*Work to be completed*.
Can you rewrite every line of the rows below as a JSON list of strings, one string per line, with blank lines left out?

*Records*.

%%

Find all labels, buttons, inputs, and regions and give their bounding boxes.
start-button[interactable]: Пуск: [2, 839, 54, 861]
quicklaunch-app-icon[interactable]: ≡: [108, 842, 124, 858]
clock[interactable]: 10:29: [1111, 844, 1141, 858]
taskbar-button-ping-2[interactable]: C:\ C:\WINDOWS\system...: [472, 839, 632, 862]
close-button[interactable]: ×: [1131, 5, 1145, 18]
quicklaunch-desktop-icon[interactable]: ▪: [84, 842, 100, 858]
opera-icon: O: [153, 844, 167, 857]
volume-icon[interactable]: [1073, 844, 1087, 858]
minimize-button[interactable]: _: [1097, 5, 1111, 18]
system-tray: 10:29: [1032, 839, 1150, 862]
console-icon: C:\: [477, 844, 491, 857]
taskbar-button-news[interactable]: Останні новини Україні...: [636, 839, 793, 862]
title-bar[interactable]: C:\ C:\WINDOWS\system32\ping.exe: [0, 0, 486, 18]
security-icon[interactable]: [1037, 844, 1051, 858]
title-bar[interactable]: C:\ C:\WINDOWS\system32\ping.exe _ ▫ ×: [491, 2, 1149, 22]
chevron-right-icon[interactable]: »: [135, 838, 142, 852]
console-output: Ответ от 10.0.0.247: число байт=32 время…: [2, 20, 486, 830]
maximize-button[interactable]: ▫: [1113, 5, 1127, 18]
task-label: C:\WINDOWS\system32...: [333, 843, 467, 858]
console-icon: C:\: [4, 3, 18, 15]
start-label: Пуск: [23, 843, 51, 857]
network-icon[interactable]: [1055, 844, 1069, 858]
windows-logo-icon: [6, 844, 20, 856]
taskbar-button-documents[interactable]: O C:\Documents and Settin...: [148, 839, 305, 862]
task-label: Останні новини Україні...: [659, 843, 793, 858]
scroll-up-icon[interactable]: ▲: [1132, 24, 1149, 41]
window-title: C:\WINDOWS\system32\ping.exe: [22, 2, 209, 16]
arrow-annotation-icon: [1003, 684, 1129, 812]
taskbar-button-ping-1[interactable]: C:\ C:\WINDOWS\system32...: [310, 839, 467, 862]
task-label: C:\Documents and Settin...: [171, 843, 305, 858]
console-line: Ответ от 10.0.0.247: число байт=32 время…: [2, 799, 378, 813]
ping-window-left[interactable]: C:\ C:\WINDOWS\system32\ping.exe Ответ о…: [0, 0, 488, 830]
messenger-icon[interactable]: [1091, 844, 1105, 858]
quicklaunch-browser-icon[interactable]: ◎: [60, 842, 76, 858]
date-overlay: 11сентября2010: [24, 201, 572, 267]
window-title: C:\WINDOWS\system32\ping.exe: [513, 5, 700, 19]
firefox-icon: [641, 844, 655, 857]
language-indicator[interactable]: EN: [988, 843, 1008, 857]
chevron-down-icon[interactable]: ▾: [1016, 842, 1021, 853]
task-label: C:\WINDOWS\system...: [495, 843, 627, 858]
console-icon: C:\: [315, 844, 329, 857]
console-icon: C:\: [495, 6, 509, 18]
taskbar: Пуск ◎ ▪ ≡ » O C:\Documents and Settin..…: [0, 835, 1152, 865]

%%

*Finished answer*.
[
  "Find all labels, buttons, inputs, and regions and give their bounding boxes.",
  "start-button[interactable]: Пуск: [2, 839, 54, 861]",
  "quicklaunch-app-icon[interactable]: ≡: [108, 842, 124, 858]",
  "clock[interactable]: 10:29: [1111, 844, 1141, 858]",
  "taskbar-button-ping-2[interactable]: C:\\ C:\\WINDOWS\\system...: [472, 839, 632, 862]",
  "close-button[interactable]: ×: [1131, 5, 1145, 18]",
  "quicklaunch-desktop-icon[interactable]: ▪: [84, 842, 100, 858]",
  "opera-icon: O: [153, 844, 167, 857]",
  "volume-icon[interactable]: [1073, 844, 1087, 858]",
  "minimize-button[interactable]: _: [1097, 5, 1111, 18]",
  "system-tray: 10:29: [1032, 839, 1150, 862]",
  "console-icon: C:\\: [477, 844, 491, 857]",
  "taskbar-button-news[interactable]: Останні новини Україні...: [636, 839, 793, 862]",
  "title-bar[interactable]: C:\\ C:\\WINDOWS\\system32\\ping.exe: [0, 0, 486, 18]",
  "security-icon[interactable]: [1037, 844, 1051, 858]",
  "title-bar[interactable]: C:\\ C:\\WINDOWS\\system32\\ping.exe _ ▫ ×: [491, 2, 1149, 22]",
  "chevron-right-icon[interactable]: »: [135, 838, 142, 852]",
  "console-output: Ответ от 10.0.0.247: число байт=32 время…: [2, 20, 486, 830]",
  "maximize-button[interactable]: ▫: [1113, 5, 1127, 18]",
  "task-label: C:\\WINDOWS\\system32...: [333, 843, 467, 858]",
  "console-icon: C:\\: [4, 3, 18, 15]",
  "start-label: Пуск: [23, 843, 51, 857]",
  "network-icon[interactable]: [1055, 844, 1069, 858]",
  "windows-logo-icon: [6, 844, 20, 856]",
  "taskbar-button-documents[interactable]: O C:\\Documents and Settin...: [148, 839, 305, 862]",
  "task-label: Останні новини Україні...: [659, 843, 793, 858]",
  "scroll-up-icon[interactable]: ▲: [1132, 24, 1149, 41]",
  "window-title: C:\\WINDOWS\\system32\\ping.exe: [22, 2, 209, 16]",
  "arrow-annotation-icon: [1003, 684, 1129, 812]",
  "taskbar-button-ping-1[interactable]: C:\\ C:\\WINDOWS\\system32...: [310, 839, 467, 862]",
  "task-label: C:\\Documents and Settin...: [171, 843, 305, 858]",
  "console-line: Ответ от 10.0.0.247: число байт=32 время…: [2, 799, 378, 813]",
  "ping-window-left[interactable]: C:\\ C:\\WINDOWS\\system32\\ping.exe Ответ о…: [0, 0, 488, 830]",
  "messenger-icon[interactable]: [1091, 844, 1105, 858]",
  "quicklaunch-browser-icon[interactable]: ◎: [60, 842, 76, 858]",
  "date-overlay: 11сентября2010: [24, 201, 572, 267]",
  "window-title: C:\\WINDOWS\\system32\\ping.exe: [513, 5, 700, 19]",
  "firefox-icon: [641, 844, 655, 857]",
  "language-indicator[interactable]: EN: [988, 843, 1008, 857]",
  "chevron-down-icon[interactable]: ▾: [1016, 842, 1021, 853]",
  "task-label: C:\\WINDOWS\\system...: [495, 843, 627, 858]",
  "console-icon: C:\\: [315, 844, 329, 857]",
  "console-icon: C:\\: [495, 6, 509, 18]",
  "taskbar: Пуск ◎ ▪ ≡ » O C:\\Documents and Settin..…: [0, 835, 1152, 865]"
]